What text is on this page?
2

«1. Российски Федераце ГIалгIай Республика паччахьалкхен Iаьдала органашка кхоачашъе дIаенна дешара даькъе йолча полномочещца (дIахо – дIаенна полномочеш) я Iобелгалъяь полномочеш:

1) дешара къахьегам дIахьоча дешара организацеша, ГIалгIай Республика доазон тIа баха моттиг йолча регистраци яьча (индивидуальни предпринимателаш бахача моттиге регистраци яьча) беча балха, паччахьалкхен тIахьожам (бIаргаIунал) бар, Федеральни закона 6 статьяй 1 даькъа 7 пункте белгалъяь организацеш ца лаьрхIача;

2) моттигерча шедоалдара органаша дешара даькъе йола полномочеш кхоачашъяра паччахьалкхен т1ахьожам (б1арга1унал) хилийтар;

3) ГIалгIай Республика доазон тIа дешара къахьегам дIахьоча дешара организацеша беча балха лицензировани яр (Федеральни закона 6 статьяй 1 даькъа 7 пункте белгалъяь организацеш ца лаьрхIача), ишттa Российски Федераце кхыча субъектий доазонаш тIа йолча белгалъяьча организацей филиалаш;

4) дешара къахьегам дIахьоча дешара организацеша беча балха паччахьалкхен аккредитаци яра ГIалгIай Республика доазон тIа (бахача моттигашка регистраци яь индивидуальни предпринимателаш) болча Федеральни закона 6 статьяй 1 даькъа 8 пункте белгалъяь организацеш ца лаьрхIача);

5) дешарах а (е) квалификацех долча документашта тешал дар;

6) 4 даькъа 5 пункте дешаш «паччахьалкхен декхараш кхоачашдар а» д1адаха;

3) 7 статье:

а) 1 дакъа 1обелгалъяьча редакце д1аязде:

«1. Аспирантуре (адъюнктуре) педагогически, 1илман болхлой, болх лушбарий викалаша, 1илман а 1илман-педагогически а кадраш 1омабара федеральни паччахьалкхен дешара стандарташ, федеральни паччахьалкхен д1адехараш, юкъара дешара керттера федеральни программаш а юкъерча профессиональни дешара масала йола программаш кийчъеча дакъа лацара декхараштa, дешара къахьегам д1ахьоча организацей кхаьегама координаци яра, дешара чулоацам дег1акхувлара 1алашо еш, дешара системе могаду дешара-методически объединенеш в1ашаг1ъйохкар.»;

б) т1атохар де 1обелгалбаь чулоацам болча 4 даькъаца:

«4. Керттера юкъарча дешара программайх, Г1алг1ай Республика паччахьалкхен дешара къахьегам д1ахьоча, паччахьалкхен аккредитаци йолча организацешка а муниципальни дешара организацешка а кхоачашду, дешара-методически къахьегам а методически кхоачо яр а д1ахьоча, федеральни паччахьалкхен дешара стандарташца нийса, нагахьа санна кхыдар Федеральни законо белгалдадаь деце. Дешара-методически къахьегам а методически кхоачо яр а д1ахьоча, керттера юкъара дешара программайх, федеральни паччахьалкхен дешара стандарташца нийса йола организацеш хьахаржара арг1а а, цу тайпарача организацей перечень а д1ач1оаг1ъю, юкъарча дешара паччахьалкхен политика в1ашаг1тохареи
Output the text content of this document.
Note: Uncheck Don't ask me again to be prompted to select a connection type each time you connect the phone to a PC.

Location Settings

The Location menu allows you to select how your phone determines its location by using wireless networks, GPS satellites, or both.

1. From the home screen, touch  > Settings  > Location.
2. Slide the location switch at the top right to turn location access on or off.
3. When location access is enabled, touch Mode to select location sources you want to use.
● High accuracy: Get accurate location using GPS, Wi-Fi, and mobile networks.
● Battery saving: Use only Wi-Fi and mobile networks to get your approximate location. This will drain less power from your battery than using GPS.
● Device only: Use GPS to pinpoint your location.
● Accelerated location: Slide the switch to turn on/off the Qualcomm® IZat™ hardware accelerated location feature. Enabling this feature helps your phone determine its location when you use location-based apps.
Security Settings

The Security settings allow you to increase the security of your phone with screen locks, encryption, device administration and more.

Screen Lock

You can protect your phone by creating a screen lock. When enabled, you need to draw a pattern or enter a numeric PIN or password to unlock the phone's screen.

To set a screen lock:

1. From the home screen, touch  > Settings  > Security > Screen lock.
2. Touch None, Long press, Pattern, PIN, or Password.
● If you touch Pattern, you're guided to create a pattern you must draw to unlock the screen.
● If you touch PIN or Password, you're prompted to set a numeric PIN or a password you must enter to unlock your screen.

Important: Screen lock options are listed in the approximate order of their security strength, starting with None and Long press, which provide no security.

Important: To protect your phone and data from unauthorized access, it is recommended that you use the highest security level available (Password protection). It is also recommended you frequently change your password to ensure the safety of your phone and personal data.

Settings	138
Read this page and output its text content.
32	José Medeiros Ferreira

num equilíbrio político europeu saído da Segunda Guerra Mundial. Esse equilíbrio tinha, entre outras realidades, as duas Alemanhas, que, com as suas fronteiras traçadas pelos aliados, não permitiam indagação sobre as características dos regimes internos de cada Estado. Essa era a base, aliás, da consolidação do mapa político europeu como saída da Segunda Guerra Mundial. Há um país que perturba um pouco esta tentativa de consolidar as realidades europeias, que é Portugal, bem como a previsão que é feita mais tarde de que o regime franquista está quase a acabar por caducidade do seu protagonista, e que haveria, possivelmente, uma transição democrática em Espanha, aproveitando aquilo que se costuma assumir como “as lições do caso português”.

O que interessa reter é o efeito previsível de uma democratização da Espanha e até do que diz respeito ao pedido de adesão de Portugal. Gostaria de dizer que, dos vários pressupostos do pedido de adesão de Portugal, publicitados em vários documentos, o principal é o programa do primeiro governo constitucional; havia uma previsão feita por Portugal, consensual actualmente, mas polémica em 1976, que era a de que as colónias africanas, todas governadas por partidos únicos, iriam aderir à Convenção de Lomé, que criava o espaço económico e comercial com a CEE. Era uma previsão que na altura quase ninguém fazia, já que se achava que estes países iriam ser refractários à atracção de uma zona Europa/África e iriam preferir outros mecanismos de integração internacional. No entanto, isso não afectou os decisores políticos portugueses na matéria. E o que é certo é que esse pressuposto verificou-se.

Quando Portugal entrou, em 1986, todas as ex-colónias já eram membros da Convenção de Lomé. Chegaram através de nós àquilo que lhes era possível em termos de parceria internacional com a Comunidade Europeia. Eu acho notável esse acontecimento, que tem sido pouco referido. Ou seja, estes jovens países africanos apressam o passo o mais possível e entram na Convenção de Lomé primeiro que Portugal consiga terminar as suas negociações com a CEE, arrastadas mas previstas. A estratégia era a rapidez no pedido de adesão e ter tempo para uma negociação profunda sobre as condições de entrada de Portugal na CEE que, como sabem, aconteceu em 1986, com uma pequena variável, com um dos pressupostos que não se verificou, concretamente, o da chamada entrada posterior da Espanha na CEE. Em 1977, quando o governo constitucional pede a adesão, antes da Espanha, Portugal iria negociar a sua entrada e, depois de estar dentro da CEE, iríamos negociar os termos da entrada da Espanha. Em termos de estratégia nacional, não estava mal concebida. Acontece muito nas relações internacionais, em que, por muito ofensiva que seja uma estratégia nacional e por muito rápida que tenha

• Exercise requirements
Make an exact copy of the material above.

• Result of this task
What text is on this page?
2

«1. Российски Федераце ГIалгIай Республика паччахьалкхен Iаьдала органашка кхоачашъе дIаенна дешара даькъе йолча полномочещца (дIахо – дIаенна полномочеш) я Iобелгалъяь полномочеш:

1) дешара къахьегам дIахьоча дешара организацеша, ГIалгIай Республика доазон тIа баха моттиг йолча регистраци яьча (индивидуальни предпринимателаш бахача моттиге регистраци яьча) беча балха, паччахьалкхен тIахьожам (бIаргаIунал) бар, Федеральни закона 6 статьяй 1 даькъа 7 пункте белгалъяь организацеш ца лаьрхIача;

2) моттигерча шедоалдара органаша дешара даькъе йола полномочеш кхоачашъяра паччахьалкхен т1ахьожам (б1арга1унал) хилийтар;

3) ГIалгIай Республика доазон тIа дешара къахьегам дIахьоча дешара организацеша беча балха лицензировани яр (Федеральни закона 6 статьяй 1 даькъа 7 пункте белгалъяь организацеш ца лаьрхIача), ишттa Российски Федераце кхыча субъектий доазонаш тIа йолча белгалъяьча организацей филиалаш;

4) дешара къахьегам дIахьоча дешара организацеша беча балха паччахьалкхен аккредитаци яра ГIалгIай Республика доазон тIа (бахача моттигашка регистраци яь индивидуальни предпринимателаш) болча Федеральни закона 6 статьяй 1 даькъа 8 пункте белгалъяь организацеш ца лаьрхIача);

5) дешарах а (е) квалификацех долча документашта тешал дар;

6) 4 даькъа 5 пункте дешаш «паччахьалкхен декхараш кхоачашдар а» д1адаха;

3) 7 статье:

а) 1 дакъа 1обелгалъяьча редакце д1аязде:

«1. Аспирантуре (адъюнктуре) педагогически, 1илман болхлой, болх лушбарий викалаша, 1илман а 1илман-педагогически а кадраш 1омабара федеральни паччахьалкхен дешара стандарташ, федеральни паччахьалкхен д1адехараш, юкъара дешара керттера федеральни программаш а юкъерча профессиональни дешара масала йола программаш кийчъеча дакъа лацара декхараштa, дешара къахьегам д1ахьоча организацей кхаьегама координаци яра, дешара чулоацам дег1акхувлара 1алашо еш, дешара системе могаду дешара-методически объединенеш в1ашаг1ъйохкар.»;

б) т1атохар де 1обелгалбаь чулоацам болча 4 даькъаца:

«4. Керттера юкъарча дешара программайх, Г1алг1ай Республика паччахьалкхен дешара къахьегам д1ахьоча, паччахьалкхен аккредитаци йолча организацешка а муниципальни дешара организацешка а кхоачашду, дешара-методически къахьегам а методически кхоачо яр а д1ахьоча, федеральни паччахьалкхен дешара стандарташца нийса, нагахьа санна кхыдар Федеральни законо белгалдадаь деце. Дешара-методически къахьегам а методически кхоачо яр а д1ахьоча, керттера юкъара дешара программайх, федеральни паччахьалкхен дешара стандарташца нийса йола организацеш хьахаржара арг1а а, цу тайпарача организацей перечень а д1ач1оаг1ъю, юкъарча дешара паччахьалкхен политика в1ашаг1тохареи
Output the text content of this document.
Note: Uncheck Don't ask me again to be prompted to select a connection type each time you connect the phone to a PC.

Location Settings

The Location menu allows you to select how your phone determines its location by using wireless networks, GPS satellites, or both.

1. From the home screen, touch  > Settings  > Location.
2. Slide the location switch at the top right to turn location access on or off.
3. When location access is enabled, touch Mode to select location sources you want to use.
● High accuracy: Get accurate location using GPS, Wi-Fi, and mobile networks.
● Battery saving: Use only Wi-Fi and mobile networks to get your approximate location. This will drain less power from your battery than using GPS.
● Device only: Use GPS to pinpoint your location.
● Accelerated location: Slide the switch to turn on/off the Qualcomm® IZat™ hardware accelerated location feature. Enabling this feature helps your phone determine its location when you use location-based apps.
Security Settings

The Security settings allow you to increase the security of your phone with screen locks, encryption, device administration and more.

Screen Lock

You can protect your phone by creating a screen lock. When enabled, you need to draw a pattern or enter a numeric PIN or password to unlock the phone's screen.

To set a screen lock:

1. From the home screen, touch  > Settings  > Security > Screen lock.
2. Touch None, Long press, Pattern, PIN, or Password.
● If you touch Pattern, you're guided to create a pattern you must draw to unlock the screen.
● If you touch PIN or Password, you're prompted to set a numeric PIN or a password you must enter to unlock your screen.

Important: Screen lock options are listed in the approximate order of their security strength, starting with None and Long press, which provide no security.

Important: To protect your phone and data from unauthorized access, it is recommended that you use the highest security level available (Password protection). It is also recommended you frequently change your password to ensure the safety of your phone and personal data.

Settings	138
Read this page and output its text content.
32	José Medeiros Ferreira

num equilíbrio político europeu saído da Segunda Guerra Mundial. Esse equilíbrio tinha, entre outras realidades, as duas Alemanhas, que, com as suas fronteiras traçadas pelos aliados, não permitiam indagação sobre as características dos regimes internos de cada Estado. Essa era a base, aliás, da consolidação do mapa político europeu como saída da Segunda Guerra Mundial. Há um país que perturba um pouco esta tentativa de consolidar as realidades europeias, que é Portugal, bem como a previsão que é feita mais tarde de que o regime franquista está quase a acabar por caducidade do seu protagonista, e que haveria, possivelmente, uma transição democrática em Espanha, aproveitando aquilo que se costuma assumir como “as lições do caso português”.

O que interessa reter é o efeito previsível de uma democratização da Espanha e até do que diz respeito ao pedido de adesão de Portugal. Gostaria de dizer que, dos vários pressupostos do pedido de adesão de Portugal, publicitados em vários documentos, o principal é o programa do primeiro governo constitucional; havia uma previsão feita por Portugal, consensual actualmente, mas polémica em 1976, que era a de que as colónias africanas, todas governadas por partidos únicos, iriam aderir à Convenção de Lomé, que criava o espaço económico e comercial com a CEE. Era uma previsão que na altura quase ninguém fazia, já que se achava que estes países iriam ser refractários à atracção de uma zona Europa/África e iriam preferir outros mecanismos de integração internacional. No entanto, isso não afectou os decisores políticos portugueses na matéria. E o que é certo é que esse pressuposto verificou-se.

Quando Portugal entrou, em 1986, todas as ex-colónias já eram membros da Convenção de Lomé. Chegaram através de nós àquilo que lhes era possível em termos de parceria internacional com a Comunidade Europeia. Eu acho notável esse acontecimento, que tem sido pouco referido. Ou seja, estes jovens países africanos apressam o passo o mais possível e entram na Convenção de Lomé primeiro que Portugal consiga terminar as suas negociações com a CEE, arrastadas mas previstas. A estratégia era a rapidez no pedido de adesão e ter tempo para uma negociação profunda sobre as condições de entrada de Portugal na CEE que, como sabem, aconteceu em 1986, com uma pequena variável, com um dos pressupostos que não se verificou, concretamente, o da chamada entrada posterior da Espanha na CEE. Em 1977, quando o governo constitucional pede a adesão, antes da Espanha, Portugal iria negociar a sua entrada e, depois de estar dentro da CEE, iríamos negociar os termos da entrada da Espanha. Em termos de estratégia nacional, não estava mal concebida. Acontece muito nas relações internacionais, em que, por muito ofensiva que seja uma estratégia nacional e por muito rápida que tenha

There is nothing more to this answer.